## What is expected
Below are the records; reproduce all of them exactly but without any images.
** Start of Task material **
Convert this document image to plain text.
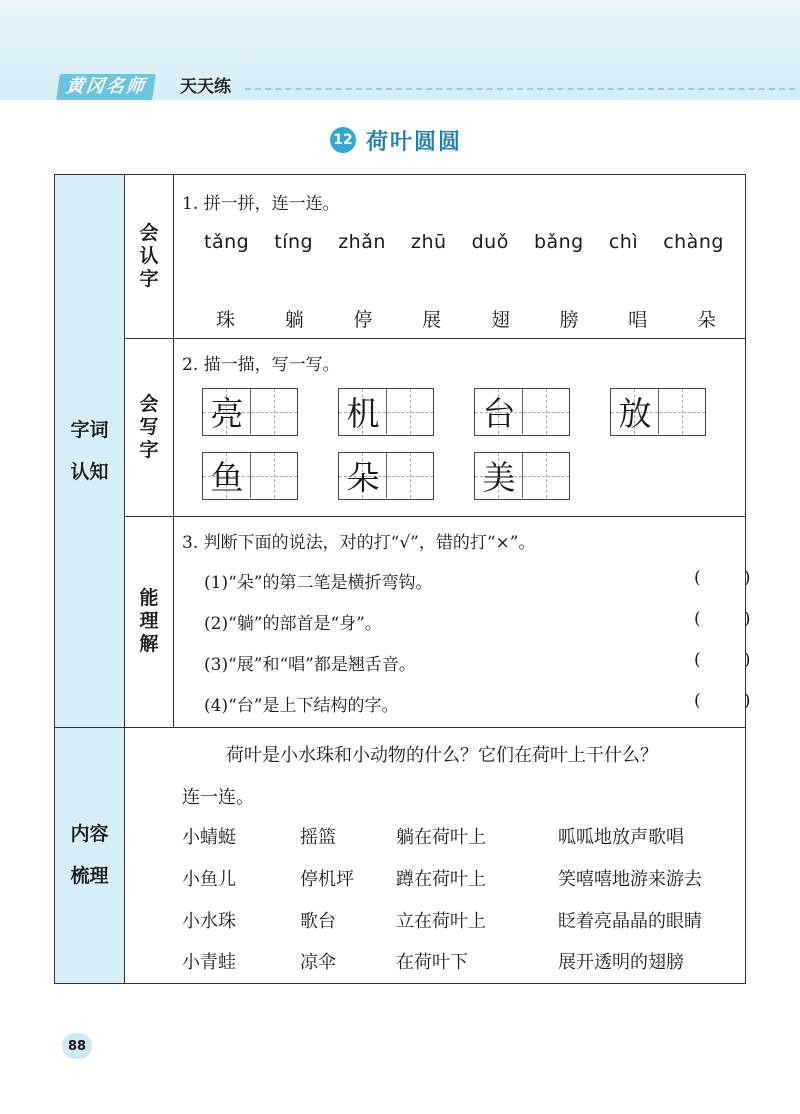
黄冈名师	天天练
12 荷叶圆圆
字词
认知
内容
梳理
会
认
字
会
写
字
能
理
解
1. 拼一拼，连一连。
tǎng tíng zhǎn zhū duǒ bǎng chì chàng
珠	躺	停	展	翅	膀	唱	朵
2. 描一描，写一写。
亮	机	台	放
鱼	朵	美
3. 判断下面的说法，对的打“√”，错的打“×”。
(1)“朵”的第二笔是横折弯钩。	(        )
(2)“躺”的部首是“身”。	(        )
(3)“展”和“唱”都是翘舌音。	(        )
(4)“台”是上下结构的字。	(        )
荷叶是小水珠和小动物的什么？它们在荷叶上干什么？
连一连。
小蜻蜓	摇篮	躺在荷叶上	呱呱地放声歌唱
小鱼儿	停机坪 蹲在荷叶上	笑嘻嘻地游来游去
小水珠	歌台	立在荷叶上	眨着亮晶晶的眼睛
小青蛙	凉伞	在荷叶下	展开透明的翅膀
88
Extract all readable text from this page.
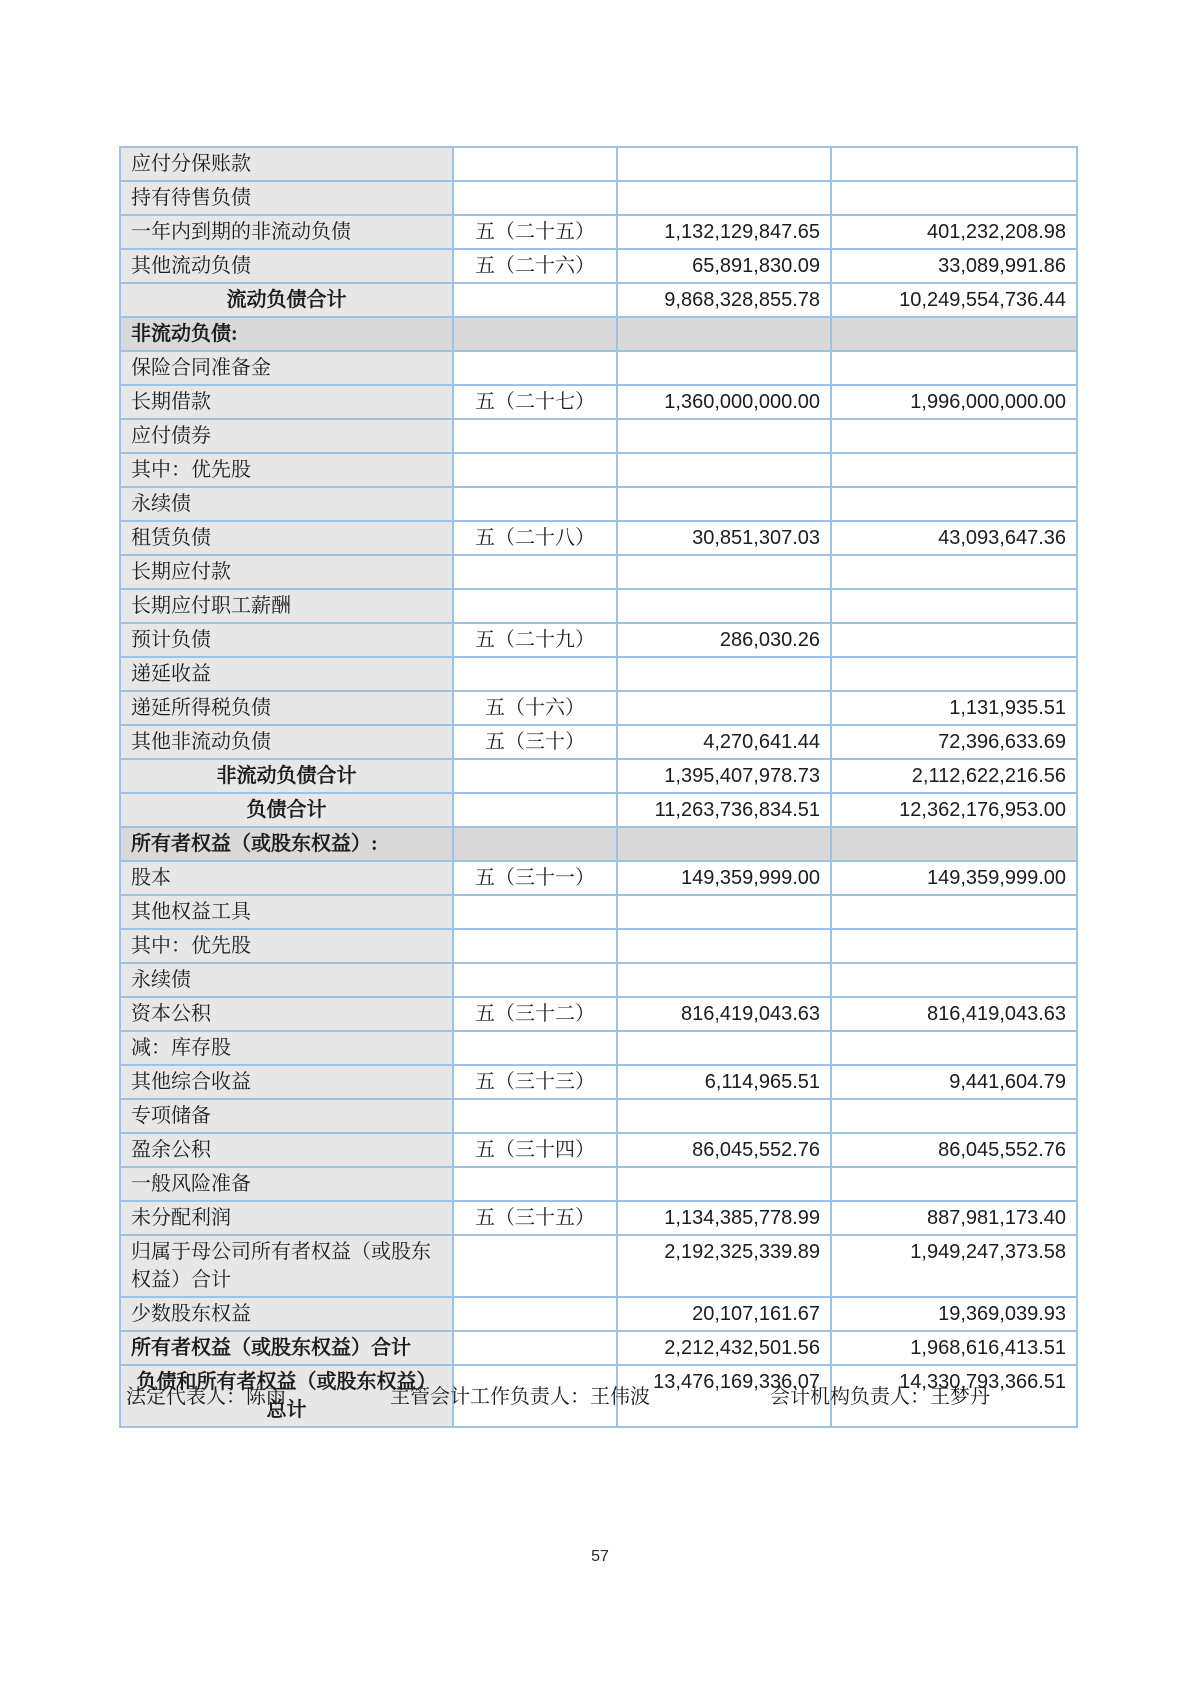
应付分保账款			
持有待售负债			
一年内到期的非流动负债	五（二十五）	1,132,129,847.65	401,232,208.98
其他流动负债	五（二十六）	65,891,830.09	33,089,991.86
流动负债合计		9,868,328,855.78	10,249,554,736.44
非流动负债:			
保险合同准备金			
长期借款	五（二十七）	1,360,000,000.00	1,996,000,000.00
应付债券			
其中：优先股			
永续债			
租赁负债	五（二十八）	30,851,307.03	43,093,647.36
长期应付款			
长期应付职工薪酬			
预计负债	五（二十九）	286,030.26	
递延收益			
递延所得税负债	五（十六）		1,131,935.51
其他非流动负债	五（三十）	4,270,641.44	72,396,633.69
非流动负债合计		1,395,407,978.73	2,112,622,216.56
负债合计		11,263,736,834.51	12,362,176,953.00
所有者权益（或股东权益）:			
股本	五（三十一）	149,359,999.00	149,359,999.00
其他权益工具			
其中：优先股			
永续债			
资本公积	五（三十二）	816,419,043.63	816,419,043.63
减：库存股			
其他综合收益	五（三十三）	6,114,965.51	9,441,604.79
专项储备			
盈余公积	五（三十四）	86,045,552.76	86,045,552.76
一般风险准备			
未分配利润	五（三十五）	1,134,385,778.99	887,981,173.40
归属于母公司所有者权益（或股东权益）合计		2,192,325,339.89	1,949,247,373.58
少数股东权益		20,107,161.67	19,369,039.93
所有者权益（或股东权益）合计		2,212,432,501.56	1,968,616,413.51
负债和所有者权益（或股东权益）总计		13,476,169,336.07	14,330,793,366.51
法定代表人：陈雨	主管会计工作负责人：王伟波	会计机构负责人：王梦丹
57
** End of Task material **
## Written solution
Convert this document image to plain text.
黄冈名师	天天练
12 荷叶圆圆
字词
认知
内容
梳理
会
认
字
会
写
字
能
理
解
1. 拼一拼，连一连。
tǎng tíng zhǎn zhū duǒ bǎng chì chàng
珠	躺	停	展	翅	膀	唱	朵
2. 描一描，写一写。
亮	机	台	放
鱼	朵	美
3. 判断下面的说法，对的打“√”，错的打“×”。
(1)“朵”的第二笔是横折弯钩。	(        )
(2)“躺”的部首是“身”。	(        )
(3)“展”和“唱”都是翘舌音。	(        )
(4)“台”是上下结构的字。	(        )
荷叶是小水珠和小动物的什么？它们在荷叶上干什么？
连一连。
小蜻蜓	摇篮	躺在荷叶上	呱呱地放声歌唱
小鱼儿	停机坪 蹲在荷叶上	笑嘻嘻地游来游去
小水珠	歌台	立在荷叶上	眨着亮晶晶的眼睛
小青蛙	凉伞	在荷叶下	展开透明的翅膀
88
Extract all readable text from this page.
应付分保账款			
持有待售负债			
一年内到期的非流动负债	五（二十五）	1,132,129,847.65	401,232,208.98
其他流动负债	五（二十六）	65,891,830.09	33,089,991.86
流动负债合计		9,868,328,855.78	10,249,554,736.44
非流动负债:			
保险合同准备金			
长期借款	五（二十七）	1,360,000,000.00	1,996,000,000.00
应付债券			
其中：优先股			
永续债			
租赁负债	五（二十八）	30,851,307.03	43,093,647.36
长期应付款			
长期应付职工薪酬			
预计负债	五（二十九）	286,030.26	
递延收益			
递延所得税负债	五（十六）		1,131,935.51
其他非流动负债	五（三十）	4,270,641.44	72,396,633.69
非流动负债合计		1,395,407,978.73	2,112,622,216.56
负债合计		11,263,736,834.51	12,362,176,953.00
所有者权益（或股东权益）:			
股本	五（三十一）	149,359,999.00	149,359,999.00
其他权益工具			
其中：优先股			
永续债			
资本公积	五（三十二）	816,419,043.63	816,419,043.63
减：库存股			
其他综合收益	五（三十三）	6,114,965.51	9,441,604.79
专项储备			
盈余公积	五（三十四）	86,045,552.76	86,045,552.76
一般风险准备			
未分配利润	五（三十五）	1,134,385,778.99	887,981,173.40
归属于母公司所有者权益（或股东权益）合计		2,192,325,339.89	1,949,247,373.58
少数股东权益		20,107,161.67	19,369,039.93
所有者权益（或股东权益）合计		2,212,432,501.56	1,968,616,413.51
负债和所有者权益（或股东权益）总计		13,476,169,336.07	14,330,793,366.51
法定代表人：陈雨	主管会计工作负责人：王伟波	会计机构负责人：王梦丹
57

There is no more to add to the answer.